» PROVIDED ENTRIES:
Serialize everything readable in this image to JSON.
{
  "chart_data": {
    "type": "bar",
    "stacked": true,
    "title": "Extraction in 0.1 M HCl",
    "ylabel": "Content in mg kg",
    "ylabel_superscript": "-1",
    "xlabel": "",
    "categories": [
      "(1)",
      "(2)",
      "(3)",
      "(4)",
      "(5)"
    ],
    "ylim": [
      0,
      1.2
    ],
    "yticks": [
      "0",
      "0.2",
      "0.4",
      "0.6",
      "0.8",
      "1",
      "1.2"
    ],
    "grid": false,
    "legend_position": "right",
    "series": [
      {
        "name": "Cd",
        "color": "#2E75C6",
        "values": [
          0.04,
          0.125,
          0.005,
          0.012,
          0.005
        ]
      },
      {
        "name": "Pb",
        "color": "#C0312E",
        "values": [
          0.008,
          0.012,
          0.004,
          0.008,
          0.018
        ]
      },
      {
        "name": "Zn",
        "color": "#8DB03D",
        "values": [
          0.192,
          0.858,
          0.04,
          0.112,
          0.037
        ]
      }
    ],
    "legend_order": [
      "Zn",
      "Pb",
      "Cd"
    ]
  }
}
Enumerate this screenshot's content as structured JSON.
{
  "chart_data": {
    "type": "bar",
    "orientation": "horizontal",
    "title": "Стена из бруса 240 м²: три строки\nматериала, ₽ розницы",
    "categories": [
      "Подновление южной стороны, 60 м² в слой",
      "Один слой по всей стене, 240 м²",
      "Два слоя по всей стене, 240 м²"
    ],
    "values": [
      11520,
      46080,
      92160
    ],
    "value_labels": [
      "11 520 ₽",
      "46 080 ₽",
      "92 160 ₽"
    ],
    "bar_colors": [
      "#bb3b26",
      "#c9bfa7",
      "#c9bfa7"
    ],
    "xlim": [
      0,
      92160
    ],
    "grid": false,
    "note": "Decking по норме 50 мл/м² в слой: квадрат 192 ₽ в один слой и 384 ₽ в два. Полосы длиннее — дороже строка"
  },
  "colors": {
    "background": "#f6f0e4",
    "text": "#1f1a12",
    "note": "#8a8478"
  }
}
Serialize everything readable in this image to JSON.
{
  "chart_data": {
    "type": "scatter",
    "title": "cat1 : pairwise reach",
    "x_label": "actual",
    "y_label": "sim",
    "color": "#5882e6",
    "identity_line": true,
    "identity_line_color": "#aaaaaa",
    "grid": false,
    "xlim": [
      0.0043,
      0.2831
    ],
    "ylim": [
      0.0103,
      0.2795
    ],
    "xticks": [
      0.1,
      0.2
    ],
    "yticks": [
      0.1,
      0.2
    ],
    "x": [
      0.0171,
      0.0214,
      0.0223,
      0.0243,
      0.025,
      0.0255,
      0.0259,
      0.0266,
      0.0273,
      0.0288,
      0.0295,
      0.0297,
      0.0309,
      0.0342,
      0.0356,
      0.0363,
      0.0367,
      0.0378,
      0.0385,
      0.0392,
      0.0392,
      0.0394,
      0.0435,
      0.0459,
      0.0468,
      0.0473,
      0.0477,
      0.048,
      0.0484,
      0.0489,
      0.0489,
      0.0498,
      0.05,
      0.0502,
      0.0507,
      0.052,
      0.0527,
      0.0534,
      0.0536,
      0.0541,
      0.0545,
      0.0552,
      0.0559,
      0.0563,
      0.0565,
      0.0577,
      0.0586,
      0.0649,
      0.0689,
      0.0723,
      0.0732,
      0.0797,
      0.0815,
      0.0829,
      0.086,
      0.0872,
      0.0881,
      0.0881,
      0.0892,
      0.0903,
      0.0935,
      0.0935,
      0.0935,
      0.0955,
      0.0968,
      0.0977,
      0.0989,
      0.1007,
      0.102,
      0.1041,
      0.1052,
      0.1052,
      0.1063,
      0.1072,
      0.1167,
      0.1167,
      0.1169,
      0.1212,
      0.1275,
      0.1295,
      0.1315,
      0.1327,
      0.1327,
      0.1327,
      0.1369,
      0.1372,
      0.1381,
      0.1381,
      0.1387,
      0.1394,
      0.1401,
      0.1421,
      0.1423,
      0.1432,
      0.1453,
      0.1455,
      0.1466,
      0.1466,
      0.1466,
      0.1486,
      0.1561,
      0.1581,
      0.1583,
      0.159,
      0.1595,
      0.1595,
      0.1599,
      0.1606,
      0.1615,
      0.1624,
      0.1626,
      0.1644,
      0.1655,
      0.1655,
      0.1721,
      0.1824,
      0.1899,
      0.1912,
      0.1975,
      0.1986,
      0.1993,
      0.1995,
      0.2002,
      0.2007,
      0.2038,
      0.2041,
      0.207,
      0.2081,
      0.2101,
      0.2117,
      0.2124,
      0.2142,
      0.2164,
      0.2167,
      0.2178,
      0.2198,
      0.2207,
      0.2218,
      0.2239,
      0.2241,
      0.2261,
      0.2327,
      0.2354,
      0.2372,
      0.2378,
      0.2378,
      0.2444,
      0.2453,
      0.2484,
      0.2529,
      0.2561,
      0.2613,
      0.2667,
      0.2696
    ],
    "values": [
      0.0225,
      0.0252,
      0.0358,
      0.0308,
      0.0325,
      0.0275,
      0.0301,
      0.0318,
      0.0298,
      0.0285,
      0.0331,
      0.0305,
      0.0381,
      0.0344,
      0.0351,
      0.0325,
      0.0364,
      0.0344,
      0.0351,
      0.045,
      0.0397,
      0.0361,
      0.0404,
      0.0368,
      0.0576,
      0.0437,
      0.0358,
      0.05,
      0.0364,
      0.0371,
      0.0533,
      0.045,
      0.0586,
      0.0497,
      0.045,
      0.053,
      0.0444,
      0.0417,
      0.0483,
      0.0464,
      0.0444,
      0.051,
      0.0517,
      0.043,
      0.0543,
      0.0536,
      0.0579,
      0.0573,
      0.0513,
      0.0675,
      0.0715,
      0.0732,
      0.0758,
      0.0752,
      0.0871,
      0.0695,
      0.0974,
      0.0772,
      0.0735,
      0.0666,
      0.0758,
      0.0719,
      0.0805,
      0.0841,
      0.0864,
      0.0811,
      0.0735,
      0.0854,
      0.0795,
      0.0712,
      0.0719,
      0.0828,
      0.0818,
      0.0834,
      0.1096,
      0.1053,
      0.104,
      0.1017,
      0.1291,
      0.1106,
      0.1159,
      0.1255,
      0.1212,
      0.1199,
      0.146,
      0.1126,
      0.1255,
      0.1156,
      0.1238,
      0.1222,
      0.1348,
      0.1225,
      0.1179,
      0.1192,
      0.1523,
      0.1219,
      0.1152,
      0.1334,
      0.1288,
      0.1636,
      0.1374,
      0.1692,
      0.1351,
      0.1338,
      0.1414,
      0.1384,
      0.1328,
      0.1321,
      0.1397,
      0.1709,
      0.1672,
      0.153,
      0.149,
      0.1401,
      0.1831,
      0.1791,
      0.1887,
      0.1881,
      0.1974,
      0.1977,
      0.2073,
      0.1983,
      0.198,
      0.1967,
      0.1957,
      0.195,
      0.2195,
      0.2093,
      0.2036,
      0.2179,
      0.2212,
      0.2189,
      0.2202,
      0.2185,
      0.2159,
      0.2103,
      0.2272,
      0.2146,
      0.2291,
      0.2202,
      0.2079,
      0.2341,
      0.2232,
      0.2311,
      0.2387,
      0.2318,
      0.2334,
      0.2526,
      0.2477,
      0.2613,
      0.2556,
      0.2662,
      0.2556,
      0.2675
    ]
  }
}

» DIRECTION:
Give an exact repetition of all the material.

» PROBLEM SOLUTION:
Serialize everything readable in this image to JSON.
{
  "chart_data": {
    "type": "bar",
    "stacked": true,
    "title": "Extraction in 0.1 M HCl",
    "ylabel": "Content in mg kg",
    "ylabel_superscript": "-1",
    "xlabel": "",
    "categories": [
      "(1)",
      "(2)",
      "(3)",
      "(4)",
      "(5)"
    ],
    "ylim": [
      0,
      1.2
    ],
    "yticks": [
      "0",
      "0.2",
      "0.4",
      "0.6",
      "0.8",
      "1",
      "1.2"
    ],
    "grid": false,
    "legend_position": "right",
    "series": [
      {
        "name": "Cd",
        "color": "#2E75C6",
        "values": [
          0.04,
          0.125,
          0.005,
          0.012,
          0.005
        ]
      },
      {
        "name": "Pb",
        "color": "#C0312E",
        "values": [
          0.008,
          0.012,
          0.004,
          0.008,
          0.018
        ]
      },
      {
        "name": "Zn",
        "color": "#8DB03D",
        "values": [
          0.192,
          0.858,
          0.04,
          0.112,
          0.037
        ]
      }
    ],
    "legend_order": [
      "Zn",
      "Pb",
      "Cd"
    ]
  }
}
Enumerate this screenshot's content as structured JSON.
{
  "chart_data": {
    "type": "bar",
    "orientation": "horizontal",
    "title": "Стена из бруса 240 м²: три строки\nматериала, ₽ розницы",
    "categories": [
      "Подновление южной стороны, 60 м² в слой",
      "Один слой по всей стене, 240 м²",
      "Два слоя по всей стене, 240 м²"
    ],
    "values": [
      11520,
      46080,
      92160
    ],
    "value_labels": [
      "11 520 ₽",
      "46 080 ₽",
      "92 160 ₽"
    ],
    "bar_colors": [
      "#bb3b26",
      "#c9bfa7",
      "#c9bfa7"
    ],
    "xlim": [
      0,
      92160
    ],
    "grid": false,
    "note": "Decking по норме 50 мл/м² в слой: квадрат 192 ₽ в один слой и 384 ₽ в два. Полосы длиннее — дороже строка"
  },
  "colors": {
    "background": "#f6f0e4",
    "text": "#1f1a12",
    "note": "#8a8478"
  }
}
Serialize everything readable in this image to JSON.
{
  "chart_data": {
    "type": "scatter",
    "title": "cat1 : pairwise reach",
    "x_label": "actual",
    "y_label": "sim",
    "color": "#5882e6",
    "identity_line": true,
    "identity_line_color": "#aaaaaa",
    "grid": false,
    "xlim": [
      0.0043,
      0.2831
    ],
    "ylim": [
      0.0103,
      0.2795
    ],
    "xticks": [
      0.1,
      0.2
    ],
    "yticks": [
      0.1,
      0.2
    ],
    "x": [
      0.0171,
      0.0214,
      0.0223,
      0.0243,
      0.025,
      0.0255,
      0.0259,
      0.0266,
      0.0273,
      0.0288,
      0.0295,
      0.0297,
      0.0309,
      0.0342,
      0.0356,
      0.0363,
      0.0367,
      0.0378,
      0.0385,
      0.0392,
      0.0392,
      0.0394,
      0.0435,
      0.0459,
      0.0468,
      0.0473,
      0.0477,
      0.048,
      0.0484,
      0.0489,
      0.0489,
      0.0498,
      0.05,
      0.0502,
      0.0507,
      0.052,
      0.0527,
      0.0534,
      0.0536,
      0.0541,
      0.0545,
      0.0552,
      0.0559,
      0.0563,
      0.0565,
      0.0577,
      0.0586,
      0.0649,
      0.0689,
      0.0723,
      0.0732,
      0.0797,
      0.0815,
      0.0829,
      0.086,
      0.0872,
      0.0881,
      0.0881,
      0.0892,
      0.0903,
      0.0935,
      0.0935,
      0.0935,
      0.0955,
      0.0968,
      0.0977,
      0.0989,
      0.1007,
      0.102,
      0.1041,
      0.1052,
      0.1052,
      0.1063,
      0.1072,
      0.1167,
      0.1167,
      0.1169,
      0.1212,
      0.1275,
      0.1295,
      0.1315,
      0.1327,
      0.1327,
      0.1327,
      0.1369,
      0.1372,
      0.1381,
      0.1381,
      0.1387,
      0.1394,
      0.1401,
      0.1421,
      0.1423,
      0.1432,
      0.1453,
      0.1455,
      0.1466,
      0.1466,
      0.1466,
      0.1486,
      0.1561,
      0.1581,
      0.1583,
      0.159,
      0.1595,
      0.1595,
      0.1599,
      0.1606,
      0.1615,
      0.1624,
      0.1626,
      0.1644,
      0.1655,
      0.1655,
      0.1721,
      0.1824,
      0.1899,
      0.1912,
      0.1975,
      0.1986,
      0.1993,
      0.1995,
      0.2002,
      0.2007,
      0.2038,
      0.2041,
      0.207,
      0.2081,
      0.2101,
      0.2117,
      0.2124,
      0.2142,
      0.2164,
      0.2167,
      0.2178,
      0.2198,
      0.2207,
      0.2218,
      0.2239,
      0.2241,
      0.2261,
      0.2327,
      0.2354,
      0.2372,
      0.2378,
      0.2378,
      0.2444,
      0.2453,
      0.2484,
      0.2529,
      0.2561,
      0.2613,
      0.2667,
      0.2696
    ],
    "values": [
      0.0225,
      0.0252,
      0.0358,
      0.0308,
      0.0325,
      0.0275,
      0.0301,
      0.0318,
      0.0298,
      0.0285,
      0.0331,
      0.0305,
      0.0381,
      0.0344,
      0.0351,
      0.0325,
      0.0364,
      0.0344,
      0.0351,
      0.045,
      0.0397,
      0.0361,
      0.0404,
      0.0368,
      0.0576,
      0.0437,
      0.0358,
      0.05,
      0.0364,
      0.0371,
      0.0533,
      0.045,
      0.0586,
      0.0497,
      0.045,
      0.053,
      0.0444,
      0.0417,
      0.0483,
      0.0464,
      0.0444,
      0.051,
      0.0517,
      0.043,
      0.0543,
      0.0536,
      0.0579,
      0.0573,
      0.0513,
      0.0675,
      0.0715,
      0.0732,
      0.0758,
      0.0752,
      0.0871,
      0.0695,
      0.0974,
      0.0772,
      0.0735,
      0.0666,
      0.0758,
      0.0719,
      0.0805,
      0.0841,
      0.0864,
      0.0811,
      0.0735,
      0.0854,
      0.0795,
      0.0712,
      0.0719,
      0.0828,
      0.0818,
      0.0834,
      0.1096,
      0.1053,
      0.104,
      0.1017,
      0.1291,
      0.1106,
      0.1159,
      0.1255,
      0.1212,
      0.1199,
      0.146,
      0.1126,
      0.1255,
      0.1156,
      0.1238,
      0.1222,
      0.1348,
      0.1225,
      0.1179,
      0.1192,
      0.1523,
      0.1219,
      0.1152,
      0.1334,
      0.1288,
      0.1636,
      0.1374,
      0.1692,
      0.1351,
      0.1338,
      0.1414,
      0.1384,
      0.1328,
      0.1321,
      0.1397,
      0.1709,
      0.1672,
      0.153,
      0.149,
      0.1401,
      0.1831,
      0.1791,
      0.1887,
      0.1881,
      0.1974,
      0.1977,
      0.2073,
      0.1983,
      0.198,
      0.1967,
      0.1957,
      0.195,
      0.2195,
      0.2093,
      0.2036,
      0.2179,
      0.2212,
      0.2189,
      0.2202,
      0.2185,
      0.2159,
      0.2103,
      0.2272,
      0.2146,
      0.2291,
      0.2202,
      0.2079,
      0.2341,
      0.2232,
      0.2311,
      0.2387,
      0.2318,
      0.2334,
      0.2526,
      0.2477,
      0.2613,
      0.2556,
      0.2662,
      0.2556,
      0.2675
    ]
  }
}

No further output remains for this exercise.